Written task:
Seek out every line containing the word "banner", and copy each.

Extracted entries:
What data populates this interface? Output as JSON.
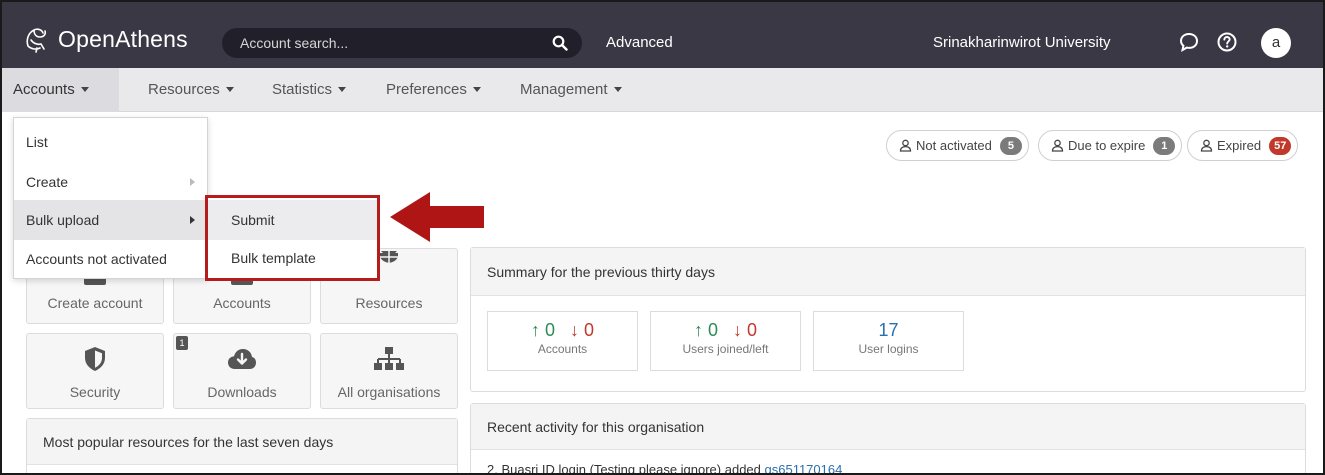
{
  "header": {
    "logo_text": "OpenAthens",
    "search_placeholder": "Account search...",
    "advanced_label": "Advanced",
    "organisation": "Srinakharinwirot University",
    "avatar_letter": "a"
  },
  "nav": {
    "items": [
      {
        "label": "Accounts"
      },
      {
        "label": "Resources"
      },
      {
        "label": "Statistics"
      },
      {
        "label": "Preferences"
      },
      {
        "label": "Management"
      }
    ]
  },
  "account_status": [
    {
      "label": "Not activated",
      "count": "5"
    },
    {
      "label": "Due to expire",
      "count": "1"
    },
    {
      "label": "Expired",
      "count": "57"
    }
  ],
  "accounts_menu": {
    "items": [
      {
        "label": "List"
      },
      {
        "label": "Create"
      },
      {
        "label": "Bulk upload"
      },
      {
        "label": "Accounts not activated"
      }
    ],
    "bulk_upload_submenu": [
      {
        "label": "Submit"
      },
      {
        "label": "Bulk template"
      }
    ]
  },
  "tiles": {
    "create_account": "Create account",
    "accounts": "Accounts",
    "resources": "Resources",
    "security": "Security",
    "downloads": "Downloads",
    "downloads_count": "1",
    "all_organisations": "All organisations"
  },
  "summary": {
    "title": "Summary for the previous thirty days",
    "accounts": {
      "up": "0",
      "down": "0",
      "label": "Accounts"
    },
    "users": {
      "up": "0",
      "down": "0",
      "label": "Users joined/left"
    },
    "logins": {
      "value": "17",
      "label": "User logins"
    }
  },
  "popular": {
    "title": "Most popular resources for the last seven days"
  },
  "activity": {
    "title": "Recent activity for this organisation",
    "entry_text": "2. Buasri ID login (Testing please ignore) added ",
    "entry_link": "gs651170164"
  },
  "colors": {
    "topbar": "#3b3845",
    "highlight_border": "#b71c1c",
    "up": "#2e8b57",
    "down": "#c0392b",
    "link": "#2a6fb0"
  }
}
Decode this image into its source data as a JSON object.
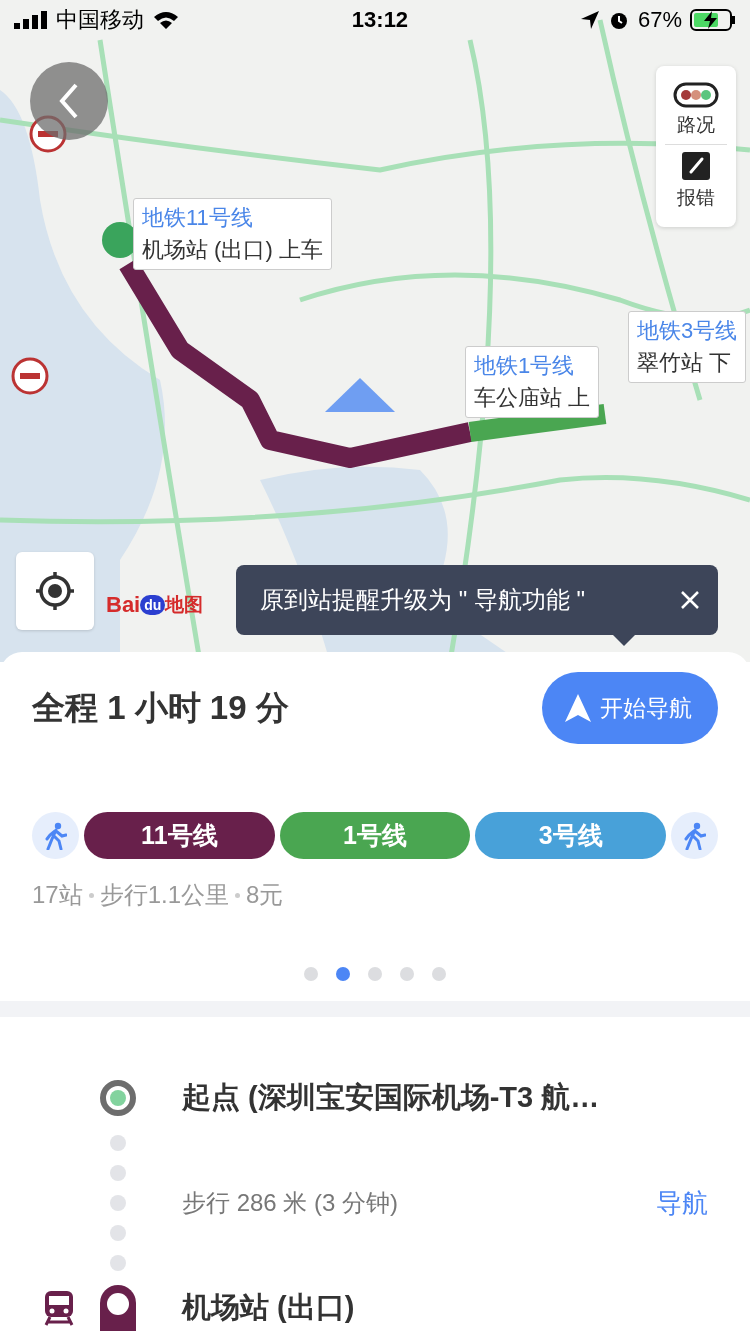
{
  "status_bar": {
    "carrier": "中国移动",
    "time": "13:12",
    "battery": "67%"
  },
  "map": {
    "callouts": [
      {
        "line": "地铁11号线",
        "text": "机场站 (出口) 上车"
      },
      {
        "line": "地铁1号线",
        "text": "车公庙站 上"
      },
      {
        "line": "地铁3号线",
        "text": "翠竹站 下"
      }
    ],
    "side_tools": [
      {
        "kind": "traffic",
        "label": "路况"
      },
      {
        "kind": "report",
        "label": "报错"
      }
    ],
    "logo": {
      "left": "Bai",
      "mid": "du",
      "right": "地图"
    },
    "toast": {
      "text": "原到站提醒升级为 \" 导航功能 \""
    }
  },
  "summary": {
    "title": "全程 1 小时 19 分",
    "start_button": "开始导航",
    "segments": [
      {
        "kind": "walk"
      },
      {
        "kind": "line",
        "label": "11号线",
        "color": "#68204b"
      },
      {
        "kind": "line",
        "label": "1号线",
        "color": "#4aa651"
      },
      {
        "kind": "line",
        "label": "3号线",
        "color": "#48a1d9"
      },
      {
        "kind": "walk"
      }
    ],
    "info": [
      "17站",
      "步行1.1公里",
      "8元"
    ],
    "pages": [
      {
        "selected": false
      },
      {
        "selected": true
      },
      {
        "selected": false
      },
      {
        "selected": false
      },
      {
        "selected": false
      }
    ]
  },
  "steps": [
    {
      "kind": "start",
      "title": "起点 (深圳宝安国际机场-T3 航…"
    },
    {
      "kind": "walk",
      "text": "步行 286 米 (3 分钟)",
      "action": "导航"
    },
    {
      "kind": "station",
      "title": "机场站 (出口)",
      "color": "#68204b"
    }
  ]
}
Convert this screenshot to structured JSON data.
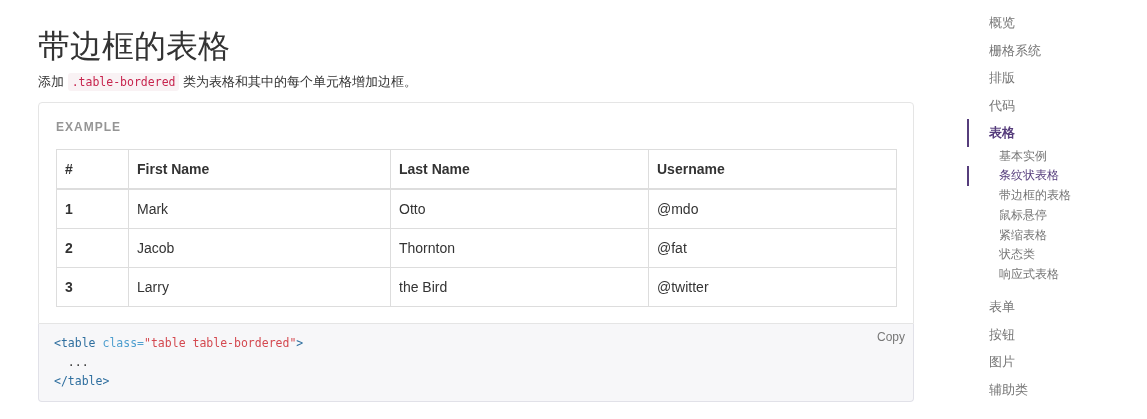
{
  "heading": "带边框的表格",
  "intro": {
    "before": "添加",
    "code": ".table-bordered",
    "after": "类为表格和其中的每个单元格增加边框。"
  },
  "example": {
    "label": "EXAMPLE",
    "table": {
      "columns": [
        "#",
        "First Name",
        "Last Name",
        "Username"
      ],
      "rows": [
        [
          "1",
          "Mark",
          "Otto",
          "@mdo"
        ],
        [
          "2",
          "Jacob",
          "Thornton",
          "@fat"
        ],
        [
          "3",
          "Larry",
          "the Bird",
          "@twitter"
        ]
      ]
    }
  },
  "code_block": {
    "copy_label": "Copy",
    "lines": [
      [
        {
          "kind": "tag",
          "text": "<table"
        },
        {
          "kind": "attr",
          "text": " class="
        },
        {
          "kind": "string",
          "text": "\"table table-bordered\""
        },
        {
          "kind": "tag",
          "text": ">"
        }
      ],
      [
        {
          "kind": "plain",
          "text": "  ..."
        }
      ],
      [
        {
          "kind": "tag",
          "text": "</table>"
        }
      ]
    ]
  },
  "sidebar": {
    "items": [
      {
        "label": "概览",
        "selected": false
      },
      {
        "label": "栅格系统",
        "selected": false
      },
      {
        "label": "排版",
        "selected": false
      },
      {
        "label": "代码",
        "selected": false
      },
      {
        "label": "表格",
        "selected": true,
        "children": [
          {
            "label": "基本实例",
            "selected": false
          },
          {
            "label": "条纹状表格",
            "selected": true
          },
          {
            "label": "带边框的表格",
            "selected": false
          },
          {
            "label": "鼠标悬停",
            "selected": false
          },
          {
            "label": "紧缩表格",
            "selected": false
          },
          {
            "label": "状态类",
            "selected": false
          },
          {
            "label": "响应式表格",
            "selected": false
          }
        ]
      },
      {
        "label": "表单",
        "selected": false
      },
      {
        "label": "按钮",
        "selected": false
      },
      {
        "label": "图片",
        "selected": false
      },
      {
        "label": "辅助类",
        "selected": false
      }
    ]
  }
}
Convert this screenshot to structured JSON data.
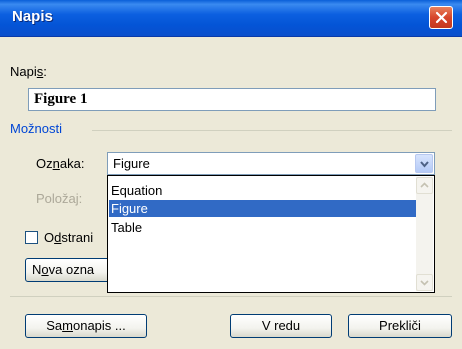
{
  "window": {
    "title": "Napis",
    "close_icon": "close-icon"
  },
  "caption": {
    "label_prefix": "Napi",
    "label_u": "s",
    "label_suffix": ":",
    "value": "Figure 1"
  },
  "options": {
    "group_title": "Možnosti"
  },
  "label_field": {
    "label_prefix": "Oz",
    "label_u": "n",
    "label_suffix": "aka:",
    "value": "Figure"
  },
  "position_field": {
    "label": "Položaj:"
  },
  "dropdown": {
    "items": [
      "Equation",
      "Figure",
      "Table"
    ],
    "selected": "Figure"
  },
  "exclude_checkbox": {
    "label_prefix": "O",
    "label_u": "d",
    "label_suffix": "strani",
    "checked": false
  },
  "new_label_button": {
    "label_prefix": "N",
    "label_u": "o",
    "label_suffix": "va ozna"
  },
  "autocaption_button": {
    "label_prefix": "Sa",
    "label_u": "m",
    "label_suffix": "onapis ..."
  },
  "ok_button": {
    "label": "V redu"
  },
  "cancel_button": {
    "label": "Prekliči"
  }
}
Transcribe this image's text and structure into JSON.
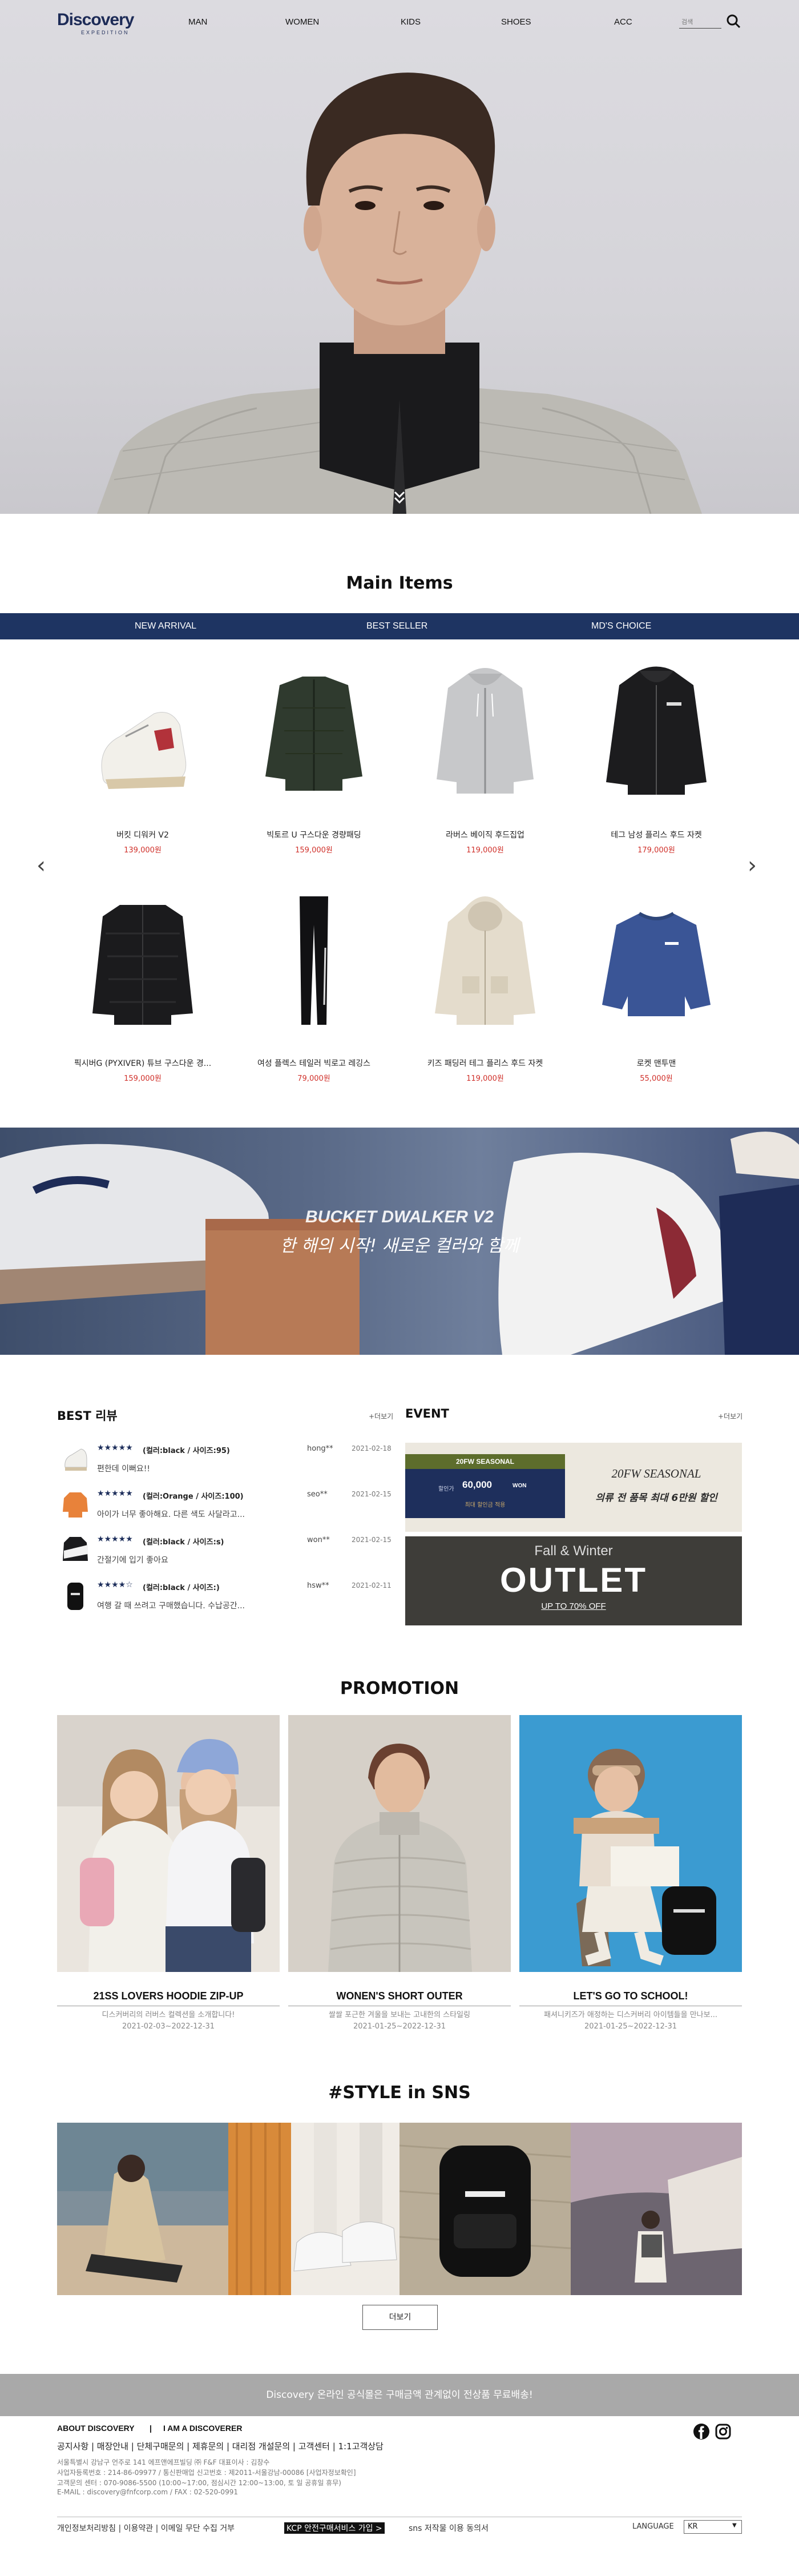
{
  "header": {
    "logo_top": "Discovery",
    "logo_bottom": "EXPEDITION",
    "nav": [
      "MAN",
      "WOMEN",
      "KIDS",
      "SHOES",
      "ACC"
    ],
    "search_placeholder": "검색"
  },
  "main_items": {
    "title": "Main Items",
    "tabs": [
      "NEW ARRIVAL",
      "BEST SELLER",
      "MD'S CHOICE"
    ],
    "products": [
      {
        "name": "버킷 디워커 V2",
        "price": "139,000원"
      },
      {
        "name": "빅토르 U 구스다운 경량패딩",
        "price": "159,000원"
      },
      {
        "name": "라버스 베이직 후드집업",
        "price": "119,000원"
      },
      {
        "name": "테그 남성 플리스 후드 자켓",
        "price": "179,000원"
      },
      {
        "name": "픽시버G (PYXIVER) 튜브 구스다운 경...",
        "price": "159,000원"
      },
      {
        "name": "여성 플렉스 테일러 빅로고 레깅스",
        "price": "79,000원"
      },
      {
        "name": "키즈 패딩러 테그 플리스 후드 자켓",
        "price": "119,000원"
      },
      {
        "name": "로켓 맨투맨",
        "price": "55,000원"
      }
    ]
  },
  "banner": {
    "line1": "BUCKET DWALKER V2",
    "line2": "한 해의 시작! 새로운 컬러와 함께"
  },
  "reviews": {
    "title": "BEST 리뷰",
    "more": "+더보기",
    "items": [
      {
        "stars": "★★★★★",
        "option": "(컬러:black / 사이즈:95)",
        "text": "편한데 이뻐요!!",
        "user": "hong**",
        "date": "2021-02-18"
      },
      {
        "stars": "★★★★★",
        "option": "(컬러:Orange / 사이즈:100)",
        "text": "아이가 너무 좋아해요. 다른 색도 사달라고...",
        "user": "seo**",
        "date": "2021-02-15"
      },
      {
        "stars": "★★★★★",
        "option": "(컬러:black / 사이즈:s)",
        "text": "간절기에 입기 좋아요",
        "user": "won**",
        "date": "2021-02-15"
      },
      {
        "stars": "★★★★☆",
        "option": "(컬러:black / 사이즈:)",
        "text": "여행 갈 때 쓰려고 구매했습니다. 수납공간...",
        "user": "hsw**",
        "date": "2021-02-11"
      }
    ]
  },
  "event": {
    "title": "EVENT",
    "more": "+더보기",
    "e1_badge": "20FW SEASONAL",
    "e1_price": "60,000",
    "e1_small": "할인가",
    "e1_unit": "WON",
    "e1_sub": "최대 할인금 적용",
    "e1_title": "20FW SEASONAL",
    "e1_desc": "의류 전 품목 최대 6만원 할인",
    "e2_line1": "Fall & Winter",
    "e2_line2": "OUTLET",
    "e2_line3": "UP TO 70% OFF"
  },
  "promotion": {
    "title": "PROMOTION",
    "items": [
      {
        "title": "21SS LOVERS HOODIE ZIP-UP",
        "desc": "디스커버리의 러버스 컬렉션을 소개합니다!",
        "date": "2021-02-03~2022-12-31"
      },
      {
        "title": "WONEN'S SHORT OUTER",
        "desc": "쌀쌀 포근한 겨울을 보내는 고내한의 스타일링",
        "date": "2021-01-25~2022-12-31"
      },
      {
        "title": "LET'S GO TO SCHOOL!",
        "desc": "패셔니키즈가 애정하는 디스커버리 아이템들을 만나보...",
        "date": "2021-01-25~2022-12-31"
      }
    ]
  },
  "sns": {
    "title": "#STYLE in SNS",
    "more_button": "더보기"
  },
  "footer": {
    "banner": "Discovery 온라인 공식몰은 구매금액 관계없이 전상품 무료배송!",
    "about": "ABOUT DISCOVERY",
    "sep": "|",
    "iam": "I AM A DISCOVERER",
    "nav": "공지사항   |   매장안내   |   단체구매문의   |   제휴문의   |   대리점 개설문의   |   고객센터   |   1:1고객상담",
    "info1": "서울특별시 강남구 언주로 141 에프앤에프빌딩 ㈜ F&F   대표이사 : 김창수",
    "info2": "사업자등록번호 : 214-86-09977 / 통신판매업 신고번호 : 제2011-서울강남-00086 [사업자정보확인]",
    "info3": "고객문의 센터 : 070-9086-5500 (10:00~17:00, 점심시간 12:00~13:00, 토 일 공휴일 휴무)",
    "info4": "E-MAIL : discovery@fnfcorp.com / FAX : 02-520-0991",
    "bottom_links": "개인정보처리방침   |   이용약관   |   이메일 무단 수집 거부",
    "kcp": "KCP 안전구매서비스 가입 >",
    "sns_copyright": "sns 저작물 이용 동의서",
    "language_label": "LANGUAGE",
    "language_value": "KR"
  }
}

Task result:
  "banner": {
    "banner": "Discovery 온라인 공식몰은 구매금액 관계없이 전상품 무료배송!",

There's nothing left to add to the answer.